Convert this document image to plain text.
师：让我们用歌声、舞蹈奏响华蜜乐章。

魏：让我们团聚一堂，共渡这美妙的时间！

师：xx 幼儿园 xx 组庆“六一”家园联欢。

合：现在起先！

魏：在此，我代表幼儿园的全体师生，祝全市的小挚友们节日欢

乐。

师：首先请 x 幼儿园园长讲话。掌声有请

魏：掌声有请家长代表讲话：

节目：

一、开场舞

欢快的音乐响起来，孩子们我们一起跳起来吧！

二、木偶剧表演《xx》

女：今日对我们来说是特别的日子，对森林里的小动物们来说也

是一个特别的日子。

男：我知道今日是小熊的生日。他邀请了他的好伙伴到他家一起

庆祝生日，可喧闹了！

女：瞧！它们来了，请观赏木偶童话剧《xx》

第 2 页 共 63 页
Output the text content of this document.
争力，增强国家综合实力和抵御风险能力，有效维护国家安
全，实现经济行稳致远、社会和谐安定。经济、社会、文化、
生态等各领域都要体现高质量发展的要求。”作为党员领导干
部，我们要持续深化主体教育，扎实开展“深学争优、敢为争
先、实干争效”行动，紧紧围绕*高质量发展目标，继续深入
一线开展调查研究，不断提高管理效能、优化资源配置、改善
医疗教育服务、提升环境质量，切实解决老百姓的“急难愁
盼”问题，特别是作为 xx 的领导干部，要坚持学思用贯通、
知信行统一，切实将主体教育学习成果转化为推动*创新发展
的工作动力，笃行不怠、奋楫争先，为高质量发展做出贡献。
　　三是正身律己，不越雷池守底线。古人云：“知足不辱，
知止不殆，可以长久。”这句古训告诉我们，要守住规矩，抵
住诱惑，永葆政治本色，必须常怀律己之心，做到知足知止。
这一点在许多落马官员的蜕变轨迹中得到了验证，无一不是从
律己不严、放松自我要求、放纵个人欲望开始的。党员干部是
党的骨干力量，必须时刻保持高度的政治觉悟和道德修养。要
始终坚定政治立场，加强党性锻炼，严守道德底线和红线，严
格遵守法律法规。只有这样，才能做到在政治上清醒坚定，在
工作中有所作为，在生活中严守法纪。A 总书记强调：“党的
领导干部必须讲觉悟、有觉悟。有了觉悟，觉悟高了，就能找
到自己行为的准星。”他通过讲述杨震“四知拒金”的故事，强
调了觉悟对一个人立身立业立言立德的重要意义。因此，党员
· · · · ·
WHAT IS ASKED →
Write out every record, exactly as written.

IN RESPONSE →
Convert this document image to plain text.
师：让我们用歌声、舞蹈奏响华蜜乐章。

魏：让我们团聚一堂，共渡这美妙的时间！

师：xx 幼儿园 xx 组庆“六一”家园联欢。

合：现在起先！

魏：在此，我代表幼儿园的全体师生，祝全市的小挚友们节日欢

乐。

师：首先请 x 幼儿园园长讲话。掌声有请

魏：掌声有请家长代表讲话：

节目：

一、开场舞

欢快的音乐响起来，孩子们我们一起跳起来吧！

二、木偶剧表演《xx》

女：今日对我们来说是特别的日子，对森林里的小动物们来说也

是一个特别的日子。

男：我知道今日是小熊的生日。他邀请了他的好伙伴到他家一起

庆祝生日，可喧闹了！

女：瞧！它们来了，请观赏木偶童话剧《xx》

第 2 页 共 63 页
Output the text content of this document.
争力，增强国家综合实力和抵御风险能力，有效维护国家安
全，实现经济行稳致远、社会和谐安定。经济、社会、文化、
生态等各领域都要体现高质量发展的要求。”作为党员领导干
部，我们要持续深化主体教育，扎实开展“深学争优、敢为争
先、实干争效”行动，紧紧围绕*高质量发展目标，继续深入
一线开展调查研究，不断提高管理效能、优化资源配置、改善
医疗教育服务、提升环境质量，切实解决老百姓的“急难愁
盼”问题，特别是作为 xx 的领导干部，要坚持学思用贯通、
知信行统一，切实将主体教育学习成果转化为推动*创新发展
的工作动力，笃行不怠、奋楫争先，为高质量发展做出贡献。
　　三是正身律己，不越雷池守底线。古人云：“知足不辱，
知止不殆，可以长久。”这句古训告诉我们，要守住规矩，抵
住诱惑，永葆政治本色，必须常怀律己之心，做到知足知止。
这一点在许多落马官员的蜕变轨迹中得到了验证，无一不是从
律己不严、放松自我要求、放纵个人欲望开始的。党员干部是
党的骨干力量，必须时刻保持高度的政治觉悟和道德修养。要
始终坚定政治立场，加强党性锻炼，严守道德底线和红线，严
格遵守法律法规。只有这样，才能做到在政治上清醒坚定，在
工作中有所作为，在生活中严守法纪。A 总书记强调：“党的
领导干部必须讲觉悟、有觉悟。有了觉悟，觉悟高了，就能找
到自己行为的准星。”他通过讲述杨震“四知拒金”的故事，强
调了觉悟对一个人立身立业立言立德的重要意义。因此，党员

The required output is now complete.